═════ Stored data ═════

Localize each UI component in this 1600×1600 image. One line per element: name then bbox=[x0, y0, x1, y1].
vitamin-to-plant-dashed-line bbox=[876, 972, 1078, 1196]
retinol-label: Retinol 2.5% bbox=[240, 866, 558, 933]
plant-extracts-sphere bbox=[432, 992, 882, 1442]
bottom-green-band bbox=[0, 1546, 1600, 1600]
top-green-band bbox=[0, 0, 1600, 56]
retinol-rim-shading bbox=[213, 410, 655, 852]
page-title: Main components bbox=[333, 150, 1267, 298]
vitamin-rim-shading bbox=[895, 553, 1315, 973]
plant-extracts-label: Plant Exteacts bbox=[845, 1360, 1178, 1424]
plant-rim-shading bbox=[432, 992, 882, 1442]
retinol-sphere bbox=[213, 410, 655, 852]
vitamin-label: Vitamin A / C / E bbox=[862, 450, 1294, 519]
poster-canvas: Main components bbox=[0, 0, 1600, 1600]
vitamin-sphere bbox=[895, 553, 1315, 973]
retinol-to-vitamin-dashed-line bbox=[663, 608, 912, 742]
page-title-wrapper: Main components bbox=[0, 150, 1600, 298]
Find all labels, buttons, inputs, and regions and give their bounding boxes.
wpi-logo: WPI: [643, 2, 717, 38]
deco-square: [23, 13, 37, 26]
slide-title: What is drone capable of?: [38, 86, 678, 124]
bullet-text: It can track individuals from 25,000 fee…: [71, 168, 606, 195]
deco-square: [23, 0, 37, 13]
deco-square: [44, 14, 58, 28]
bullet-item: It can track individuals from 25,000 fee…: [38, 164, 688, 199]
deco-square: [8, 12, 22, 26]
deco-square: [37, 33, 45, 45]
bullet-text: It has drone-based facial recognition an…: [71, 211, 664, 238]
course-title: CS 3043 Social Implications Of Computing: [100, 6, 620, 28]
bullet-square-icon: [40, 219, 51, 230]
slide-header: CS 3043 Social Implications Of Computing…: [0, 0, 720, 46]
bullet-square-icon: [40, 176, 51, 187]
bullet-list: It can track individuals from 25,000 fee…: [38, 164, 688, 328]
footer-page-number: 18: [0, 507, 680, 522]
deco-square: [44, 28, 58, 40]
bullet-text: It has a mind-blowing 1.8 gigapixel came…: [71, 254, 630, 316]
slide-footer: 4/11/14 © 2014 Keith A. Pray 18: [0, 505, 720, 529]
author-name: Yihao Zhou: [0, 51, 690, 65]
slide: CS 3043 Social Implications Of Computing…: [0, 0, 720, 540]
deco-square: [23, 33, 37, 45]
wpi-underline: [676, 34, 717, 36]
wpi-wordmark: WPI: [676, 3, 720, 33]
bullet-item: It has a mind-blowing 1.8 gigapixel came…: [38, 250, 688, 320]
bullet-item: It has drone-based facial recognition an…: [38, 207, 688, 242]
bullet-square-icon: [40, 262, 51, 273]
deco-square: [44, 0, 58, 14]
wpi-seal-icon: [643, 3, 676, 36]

═════

Your goal: Rename "deco-square" to "accent-square" everywhere in the records and give every line again with nothing else changed.

The output:
Localize each UI component in this 1600×1600 image. One line per element: name then bbox=[x0, y0, x1, y1].
vitamin-to-plant-dashed-line bbox=[876, 972, 1078, 1196]
retinol-label: Retinol 2.5% bbox=[240, 866, 558, 933]
plant-extracts-sphere bbox=[432, 992, 882, 1442]
bottom-green-band bbox=[0, 1546, 1600, 1600]
top-green-band bbox=[0, 0, 1600, 56]
retinol-rim-shading bbox=[213, 410, 655, 852]
page-title: Main components bbox=[333, 150, 1267, 298]
vitamin-rim-shading bbox=[895, 553, 1315, 973]
plant-extracts-label: Plant Exteacts bbox=[845, 1360, 1178, 1424]
plant-rim-shading bbox=[432, 992, 882, 1442]
retinol-sphere bbox=[213, 410, 655, 852]
vitamin-label: Vitamin A / C / E bbox=[862, 450, 1294, 519]
poster-canvas: Main components bbox=[0, 0, 1600, 1600]
vitamin-sphere bbox=[895, 553, 1315, 973]
retinol-to-vitamin-dashed-line bbox=[663, 608, 912, 742]
page-title-wrapper: Main components bbox=[0, 150, 1600, 298]
Find all labels, buttons, inputs, and regions and give their bounding boxes.
wpi-logo: WPI: [643, 2, 717, 38]
accent-square: [23, 13, 37, 26]
slide-title: What is drone capable of?: [38, 86, 678, 124]
bullet-text: It can track individuals from 25,000 fee…: [71, 168, 606, 195]
accent-square: [23, 0, 37, 13]
accent-square: [44, 14, 58, 28]
bullet-item: It can track individuals from 25,000 fee…: [38, 164, 688, 199]
accent-square: [8, 12, 22, 26]
accent-square: [37, 33, 45, 45]
bullet-text: It has drone-based facial recognition an…: [71, 211, 664, 238]
course-title: CS 3043 Social Implications Of Computing: [100, 6, 620, 28]
bullet-square-icon: [40, 219, 51, 230]
slide-header: CS 3043 Social Implications Of Computing…: [0, 0, 720, 46]
bullet-square-icon: [40, 176, 51, 187]
bullet-list: It can track individuals from 25,000 fee…: [38, 164, 688, 328]
footer-page-number: 18: [0, 507, 680, 522]
accent-square: [44, 28, 58, 40]
bullet-text: It has a mind-blowing 1.8 gigapixel came…: [71, 254, 630, 316]
slide-footer: 4/11/14 © 2014 Keith A. Pray 18: [0, 505, 720, 529]
author-name: Yihao Zhou: [0, 51, 690, 65]
slide: CS 3043 Social Implications Of Computing…: [0, 0, 720, 540]
accent-square: [23, 33, 37, 45]
wpi-underline: [676, 34, 717, 36]
wpi-wordmark: WPI: [676, 3, 720, 33]
bullet-item: It has a mind-blowing 1.8 gigapixel came…: [38, 250, 688, 320]
bullet-item: It has drone-based facial recognition an…: [38, 207, 688, 242]
bullet-square-icon: [40, 262, 51, 273]
accent-square: [44, 0, 58, 14]
wpi-seal-icon: [643, 3, 676, 36]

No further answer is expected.